### DATASET RECORDS
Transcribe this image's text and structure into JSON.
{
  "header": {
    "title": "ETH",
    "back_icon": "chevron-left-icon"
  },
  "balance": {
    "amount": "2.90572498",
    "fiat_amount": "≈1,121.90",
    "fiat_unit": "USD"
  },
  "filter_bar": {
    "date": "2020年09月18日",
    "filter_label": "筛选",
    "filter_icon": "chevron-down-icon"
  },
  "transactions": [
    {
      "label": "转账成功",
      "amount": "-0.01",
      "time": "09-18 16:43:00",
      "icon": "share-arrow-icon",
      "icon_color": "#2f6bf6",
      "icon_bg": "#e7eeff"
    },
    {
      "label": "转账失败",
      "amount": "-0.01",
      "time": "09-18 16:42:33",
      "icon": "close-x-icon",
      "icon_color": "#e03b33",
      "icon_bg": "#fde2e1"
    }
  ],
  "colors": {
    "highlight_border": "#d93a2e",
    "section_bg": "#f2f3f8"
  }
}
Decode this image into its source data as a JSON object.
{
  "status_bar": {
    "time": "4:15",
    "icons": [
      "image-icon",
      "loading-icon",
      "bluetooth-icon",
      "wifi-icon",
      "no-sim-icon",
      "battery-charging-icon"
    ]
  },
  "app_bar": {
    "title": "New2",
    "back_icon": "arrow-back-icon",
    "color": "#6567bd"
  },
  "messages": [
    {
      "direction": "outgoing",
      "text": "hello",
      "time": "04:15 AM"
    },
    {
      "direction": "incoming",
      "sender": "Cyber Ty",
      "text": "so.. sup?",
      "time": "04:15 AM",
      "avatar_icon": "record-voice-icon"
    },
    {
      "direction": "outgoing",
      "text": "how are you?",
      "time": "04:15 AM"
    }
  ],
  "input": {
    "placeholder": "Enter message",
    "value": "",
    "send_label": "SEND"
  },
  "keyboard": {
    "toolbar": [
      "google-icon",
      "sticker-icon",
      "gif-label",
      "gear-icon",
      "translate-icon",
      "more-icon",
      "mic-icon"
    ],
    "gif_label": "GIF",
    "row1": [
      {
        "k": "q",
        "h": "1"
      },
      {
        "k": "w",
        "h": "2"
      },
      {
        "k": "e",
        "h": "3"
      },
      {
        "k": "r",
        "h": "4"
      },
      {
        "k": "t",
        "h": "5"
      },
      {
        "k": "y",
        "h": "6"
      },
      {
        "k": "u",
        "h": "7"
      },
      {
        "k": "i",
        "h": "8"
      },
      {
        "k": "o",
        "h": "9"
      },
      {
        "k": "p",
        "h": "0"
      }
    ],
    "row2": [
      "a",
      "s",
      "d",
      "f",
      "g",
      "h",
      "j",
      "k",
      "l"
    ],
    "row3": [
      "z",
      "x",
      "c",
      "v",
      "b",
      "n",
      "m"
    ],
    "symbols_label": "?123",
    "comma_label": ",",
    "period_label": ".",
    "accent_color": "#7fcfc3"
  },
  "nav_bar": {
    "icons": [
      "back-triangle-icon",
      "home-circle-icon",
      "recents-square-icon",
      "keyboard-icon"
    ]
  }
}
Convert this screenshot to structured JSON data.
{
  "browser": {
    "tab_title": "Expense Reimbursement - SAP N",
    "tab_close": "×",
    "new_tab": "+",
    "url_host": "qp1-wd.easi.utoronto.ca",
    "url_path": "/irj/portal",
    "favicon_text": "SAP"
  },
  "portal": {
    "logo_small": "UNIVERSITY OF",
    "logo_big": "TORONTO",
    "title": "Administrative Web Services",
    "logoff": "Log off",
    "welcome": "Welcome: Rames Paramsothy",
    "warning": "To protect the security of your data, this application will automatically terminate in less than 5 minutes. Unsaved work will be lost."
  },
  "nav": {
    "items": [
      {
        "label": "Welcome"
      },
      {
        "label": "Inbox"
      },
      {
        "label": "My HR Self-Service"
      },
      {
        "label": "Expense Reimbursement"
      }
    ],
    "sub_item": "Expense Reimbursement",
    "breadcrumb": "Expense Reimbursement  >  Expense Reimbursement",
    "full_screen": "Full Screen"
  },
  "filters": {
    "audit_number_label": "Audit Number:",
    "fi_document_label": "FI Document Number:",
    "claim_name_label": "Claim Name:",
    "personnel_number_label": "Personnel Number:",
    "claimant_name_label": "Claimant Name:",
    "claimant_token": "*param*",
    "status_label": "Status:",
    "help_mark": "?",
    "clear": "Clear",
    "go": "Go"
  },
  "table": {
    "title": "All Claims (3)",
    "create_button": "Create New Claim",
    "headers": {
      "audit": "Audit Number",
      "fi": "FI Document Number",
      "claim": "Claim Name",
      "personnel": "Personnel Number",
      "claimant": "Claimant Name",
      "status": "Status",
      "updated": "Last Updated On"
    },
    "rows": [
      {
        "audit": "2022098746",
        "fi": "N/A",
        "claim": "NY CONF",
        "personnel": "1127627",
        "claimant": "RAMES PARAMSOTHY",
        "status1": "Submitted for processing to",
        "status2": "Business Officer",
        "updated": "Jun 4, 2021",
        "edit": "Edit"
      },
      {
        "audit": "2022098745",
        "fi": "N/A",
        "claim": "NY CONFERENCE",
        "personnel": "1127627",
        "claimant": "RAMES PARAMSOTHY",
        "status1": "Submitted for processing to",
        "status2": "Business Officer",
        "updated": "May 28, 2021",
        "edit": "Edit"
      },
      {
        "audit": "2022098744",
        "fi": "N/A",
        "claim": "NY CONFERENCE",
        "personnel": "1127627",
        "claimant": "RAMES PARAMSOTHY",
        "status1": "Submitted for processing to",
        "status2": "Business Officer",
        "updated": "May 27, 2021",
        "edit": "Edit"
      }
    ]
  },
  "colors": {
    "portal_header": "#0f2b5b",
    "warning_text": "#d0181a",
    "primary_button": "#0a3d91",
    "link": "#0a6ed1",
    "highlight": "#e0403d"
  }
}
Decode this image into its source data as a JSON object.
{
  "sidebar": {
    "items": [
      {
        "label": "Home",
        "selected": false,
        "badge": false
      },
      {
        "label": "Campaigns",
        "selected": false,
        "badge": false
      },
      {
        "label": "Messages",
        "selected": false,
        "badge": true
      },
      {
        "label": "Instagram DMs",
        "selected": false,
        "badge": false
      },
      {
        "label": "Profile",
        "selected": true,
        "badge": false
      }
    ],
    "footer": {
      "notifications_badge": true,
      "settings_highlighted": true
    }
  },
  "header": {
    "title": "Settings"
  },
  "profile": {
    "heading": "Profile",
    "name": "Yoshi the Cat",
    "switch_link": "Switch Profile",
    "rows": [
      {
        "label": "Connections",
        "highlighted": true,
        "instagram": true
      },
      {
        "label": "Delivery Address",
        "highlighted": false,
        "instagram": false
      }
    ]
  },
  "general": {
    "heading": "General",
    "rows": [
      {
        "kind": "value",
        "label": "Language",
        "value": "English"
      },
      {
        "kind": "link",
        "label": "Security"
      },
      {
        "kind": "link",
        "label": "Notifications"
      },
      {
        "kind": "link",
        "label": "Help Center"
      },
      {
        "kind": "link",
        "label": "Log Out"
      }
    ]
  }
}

### TASK DETAILS
Output the complete data exactly as written.

### RESULT
Transcribe this image's text and structure into JSON.
{
  "header": {
    "title": "ETH",
    "back_icon": "chevron-left-icon"
  },
  "balance": {
    "amount": "2.90572498",
    "fiat_amount": "≈1,121.90",
    "fiat_unit": "USD"
  },
  "filter_bar": {
    "date": "2020年09月18日",
    "filter_label": "筛选",
    "filter_icon": "chevron-down-icon"
  },
  "transactions": [
    {
      "label": "转账成功",
      "amount": "-0.01",
      "time": "09-18 16:43:00",
      "icon": "share-arrow-icon",
      "icon_color": "#2f6bf6",
      "icon_bg": "#e7eeff"
    },
    {
      "label": "转账失败",
      "amount": "-0.01",
      "time": "09-18 16:42:33",
      "icon": "close-x-icon",
      "icon_color": "#e03b33",
      "icon_bg": "#fde2e1"
    }
  ],
  "colors": {
    "highlight_border": "#d93a2e",
    "section_bg": "#f2f3f8"
  }
}
Decode this image into its source data as a JSON object.
{
  "status_bar": {
    "time": "4:15",
    "icons": [
      "image-icon",
      "loading-icon",
      "bluetooth-icon",
      "wifi-icon",
      "no-sim-icon",
      "battery-charging-icon"
    ]
  },
  "app_bar": {
    "title": "New2",
    "back_icon": "arrow-back-icon",
    "color": "#6567bd"
  },
  "messages": [
    {
      "direction": "outgoing",
      "text": "hello",
      "time": "04:15 AM"
    },
    {
      "direction": "incoming",
      "sender": "Cyber Ty",
      "text": "so.. sup?",
      "time": "04:15 AM",
      "avatar_icon": "record-voice-icon"
    },
    {
      "direction": "outgoing",
      "text": "how are you?",
      "time": "04:15 AM"
    }
  ],
  "input": {
    "placeholder": "Enter message",
    "value": "",
    "send_label": "SEND"
  },
  "keyboard": {
    "toolbar": [
      "google-icon",
      "sticker-icon",
      "gif-label",
      "gear-icon",
      "translate-icon",
      "more-icon",
      "mic-icon"
    ],
    "gif_label": "GIF",
    "row1": [
      {
        "k": "q",
        "h": "1"
      },
      {
        "k": "w",
        "h": "2"
      },
      {
        "k": "e",
        "h": "3"
      },
      {
        "k": "r",
        "h": "4"
      },
      {
        "k": "t",
        "h": "5"
      },
      {
        "k": "y",
        "h": "6"
      },
      {
        "k": "u",
        "h": "7"
      },
      {
        "k": "i",
        "h": "8"
      },
      {
        "k": "o",
        "h": "9"
      },
      {
        "k": "p",
        "h": "0"
      }
    ],
    "row2": [
      "a",
      "s",
      "d",
      "f",
      "g",
      "h",
      "j",
      "k",
      "l"
    ],
    "row3": [
      "z",
      "x",
      "c",
      "v",
      "b",
      "n",
      "m"
    ],
    "symbols_label": "?123",
    "comma_label": ",",
    "period_label": ".",
    "accent_color": "#7fcfc3"
  },
  "nav_bar": {
    "icons": [
      "back-triangle-icon",
      "home-circle-icon",
      "recents-square-icon",
      "keyboard-icon"
    ]
  }
}
Convert this screenshot to structured JSON data.
{
  "browser": {
    "tab_title": "Expense Reimbursement - SAP N",
    "tab_close": "×",
    "new_tab": "+",
    "url_host": "qp1-wd.easi.utoronto.ca",
    "url_path": "/irj/portal",
    "favicon_text": "SAP"
  },
  "portal": {
    "logo_small": "UNIVERSITY OF",
    "logo_big": "TORONTO",
    "title": "Administrative Web Services",
    "logoff": "Log off",
    "welcome": "Welcome: Rames Paramsothy",
    "warning": "To protect the security of your data, this application will automatically terminate in less than 5 minutes. Unsaved work will be lost."
  },
  "nav": {
    "items": [
      {
        "label": "Welcome"
      },
      {
        "label": "Inbox"
      },
      {
        "label": "My HR Self-Service"
      },
      {
        "label": "Expense Reimbursement"
      }
    ],
    "sub_item": "Expense Reimbursement",
    "breadcrumb": "Expense Reimbursement  >  Expense Reimbursement",
    "full_screen": "Full Screen"
  },
  "filters": {
    "audit_number_label": "Audit Number:",
    "fi_document_label": "FI Document Number:",
    "claim_name_label": "Claim Name:",
    "personnel_number_label": "Personnel Number:",
    "claimant_name_label": "Claimant Name:",
    "claimant_token": "*param*",
    "status_label": "Status:",
    "help_mark": "?",
    "clear": "Clear",
    "go": "Go"
  },
  "table": {
    "title": "All Claims (3)",
    "create_button": "Create New Claim",
    "headers": {
      "audit": "Audit Number",
      "fi": "FI Document Number",
      "claim": "Claim Name",
      "personnel": "Personnel Number",
      "claimant": "Claimant Name",
      "status": "Status",
      "updated": "Last Updated On"
    },
    "rows": [
      {
        "audit": "2022098746",
        "fi": "N/A",
        "claim": "NY CONF",
        "personnel": "1127627",
        "claimant": "RAMES PARAMSOTHY",
        "status1": "Submitted for processing to",
        "status2": "Business Officer",
        "updated": "Jun 4, 2021",
        "edit": "Edit"
      },
      {
        "audit": "2022098745",
        "fi": "N/A",
        "claim": "NY CONFERENCE",
        "personnel": "1127627",
        "claimant": "RAMES PARAMSOTHY",
        "status1": "Submitted for processing to",
        "status2": "Business Officer",
        "updated": "May 28, 2021",
        "edit": "Edit"
      },
      {
        "audit": "2022098744",
        "fi": "N/A",
        "claim": "NY CONFERENCE",
        "personnel": "1127627",
        "claimant": "RAMES PARAMSOTHY",
        "status1": "Submitted for processing to",
        "status2": "Business Officer",
        "updated": "May 27, 2021",
        "edit": "Edit"
      }
    ]
  },
  "colors": {
    "portal_header": "#0f2b5b",
    "warning_text": "#d0181a",
    "primary_button": "#0a3d91",
    "link": "#0a6ed1",
    "highlight": "#e0403d"
  }
}
Decode this image into its source data as a JSON object.
{
  "sidebar": {
    "items": [
      {
        "label": "Home",
        "selected": false,
        "badge": false
      },
      {
        "label": "Campaigns",
        "selected": false,
        "badge": false
      },
      {
        "label": "Messages",
        "selected": false,
        "badge": true
      },
      {
        "label": "Instagram DMs",
        "selected": false,
        "badge": false
      },
      {
        "label": "Profile",
        "selected": true,
        "badge": false
      }
    ],
    "footer": {
      "notifications_badge": true,
      "settings_highlighted": true
    }
  },
  "header": {
    "title": "Settings"
  },
  "profile": {
    "heading": "Profile",
    "name": "Yoshi the Cat",
    "switch_link": "Switch Profile",
    "rows": [
      {
        "label": "Connections",
        "highlighted": true,
        "instagram": true
      },
      {
        "label": "Delivery Address",
        "highlighted": false,
        "instagram": false
      }
    ]
  },
  "general": {
    "heading": "General",
    "rows": [
      {
        "kind": "value",
        "label": "Language",
        "value": "English"
      },
      {
        "kind": "link",
        "label": "Security"
      },
      {
        "kind": "link",
        "label": "Notifications"
      },
      {
        "kind": "link",
        "label": "Help Center"
      },
      {
        "kind": "link",
        "label": "Log Out"
      }
    ]
  }
}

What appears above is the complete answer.